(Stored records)
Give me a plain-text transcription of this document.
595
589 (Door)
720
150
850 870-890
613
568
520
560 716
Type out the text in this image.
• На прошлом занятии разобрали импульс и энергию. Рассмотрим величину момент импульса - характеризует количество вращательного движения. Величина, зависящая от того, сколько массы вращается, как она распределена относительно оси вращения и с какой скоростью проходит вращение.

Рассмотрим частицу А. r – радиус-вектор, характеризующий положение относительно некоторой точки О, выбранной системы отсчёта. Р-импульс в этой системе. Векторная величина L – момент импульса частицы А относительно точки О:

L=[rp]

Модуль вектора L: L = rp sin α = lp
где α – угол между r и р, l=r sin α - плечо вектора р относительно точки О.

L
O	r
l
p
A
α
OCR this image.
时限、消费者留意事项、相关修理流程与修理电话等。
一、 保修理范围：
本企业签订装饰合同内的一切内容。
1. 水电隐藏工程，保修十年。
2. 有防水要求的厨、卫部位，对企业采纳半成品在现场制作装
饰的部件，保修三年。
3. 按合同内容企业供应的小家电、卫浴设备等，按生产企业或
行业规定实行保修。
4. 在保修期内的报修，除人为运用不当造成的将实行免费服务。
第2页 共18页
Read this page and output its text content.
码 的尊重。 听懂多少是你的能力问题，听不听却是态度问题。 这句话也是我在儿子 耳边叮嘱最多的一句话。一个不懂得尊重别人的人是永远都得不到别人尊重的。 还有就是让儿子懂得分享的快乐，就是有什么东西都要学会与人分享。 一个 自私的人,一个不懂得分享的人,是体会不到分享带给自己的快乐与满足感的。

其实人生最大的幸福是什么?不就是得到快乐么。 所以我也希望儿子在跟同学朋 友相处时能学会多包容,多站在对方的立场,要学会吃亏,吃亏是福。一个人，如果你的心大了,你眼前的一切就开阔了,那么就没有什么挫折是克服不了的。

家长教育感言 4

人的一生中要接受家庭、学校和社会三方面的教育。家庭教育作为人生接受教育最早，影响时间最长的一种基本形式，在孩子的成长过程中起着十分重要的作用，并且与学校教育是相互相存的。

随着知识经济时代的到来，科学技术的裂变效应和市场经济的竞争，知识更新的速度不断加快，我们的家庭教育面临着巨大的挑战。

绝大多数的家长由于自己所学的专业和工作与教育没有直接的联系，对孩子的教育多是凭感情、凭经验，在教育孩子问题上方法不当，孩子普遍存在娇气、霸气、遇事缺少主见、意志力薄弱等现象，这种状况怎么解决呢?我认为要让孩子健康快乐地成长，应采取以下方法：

§ Required task: Repeat each of the entries above precisely as given.

§ Response:
Give me a plain-text transcription of this document.
595
589 (Door)
720
150
850 870-890
613
568
520
560 716
Type out the text in this image.
• На прошлом занятии разобрали импульс и энергию. Рассмотрим величину момент импульса - характеризует количество вращательного движения. Величина, зависящая от того, сколько массы вращается, как она распределена относительно оси вращения и с какой скоростью проходит вращение.

Рассмотрим частицу А. r – радиус-вектор, характеризующий положение относительно некоторой точки О, выбранной системы отсчёта. Р-импульс в этой системе. Векторная величина L – момент импульса частицы А относительно точки О:

L=[rp]

Модуль вектора L: L = rp sin α = lp
где α – угол между r и р, l=r sin α - плечо вектора р относительно точки О.

L
O	r
l
p
A
α
OCR this image.
时限、消费者留意事项、相关修理流程与修理电话等。
一、 保修理范围：
本企业签订装饰合同内的一切内容。
1. 水电隐藏工程，保修十年。
2. 有防水要求的厨、卫部位，对企业采纳半成品在现场制作装
饰的部件，保修三年。
3. 按合同内容企业供应的小家电、卫浴设备等，按生产企业或
行业规定实行保修。
4. 在保修期内的报修，除人为运用不当造成的将实行免费服务。
第2页 共18页
Read this page and output its text content.
码 的尊重。 听懂多少是你的能力问题，听不听却是态度问题。 这句话也是我在儿子 耳边叮嘱最多的一句话。一个不懂得尊重别人的人是永远都得不到别人尊重的。 还有就是让儿子懂得分享的快乐，就是有什么东西都要学会与人分享。 一个 自私的人,一个不懂得分享的人,是体会不到分享带给自己的快乐与满足感的。

其实人生最大的幸福是什么?不就是得到快乐么。 所以我也希望儿子在跟同学朋 友相处时能学会多包容,多站在对方的立场,要学会吃亏,吃亏是福。一个人，如果你的心大了,你眼前的一切就开阔了,那么就没有什么挫折是克服不了的。

家长教育感言 4

人的一生中要接受家庭、学校和社会三方面的教育。家庭教育作为人生接受教育最早，影响时间最长的一种基本形式，在孩子的成长过程中起着十分重要的作用，并且与学校教育是相互相存的。

随着知识经济时代的到来，科学技术的裂变效应和市场经济的竞争，知识更新的速度不断加快，我们的家庭教育面临着巨大的挑战。

绝大多数的家长由于自己所学的专业和工作与教育没有直接的联系，对孩子的教育多是凭感情、凭经验，在教育孩子问题上方法不当，孩子普遍存在娇气、霸气、遇事缺少主见、意志力薄弱等现象，这种状况怎么解决呢?我认为要让孩子健康快乐地成长，应采取以下方法：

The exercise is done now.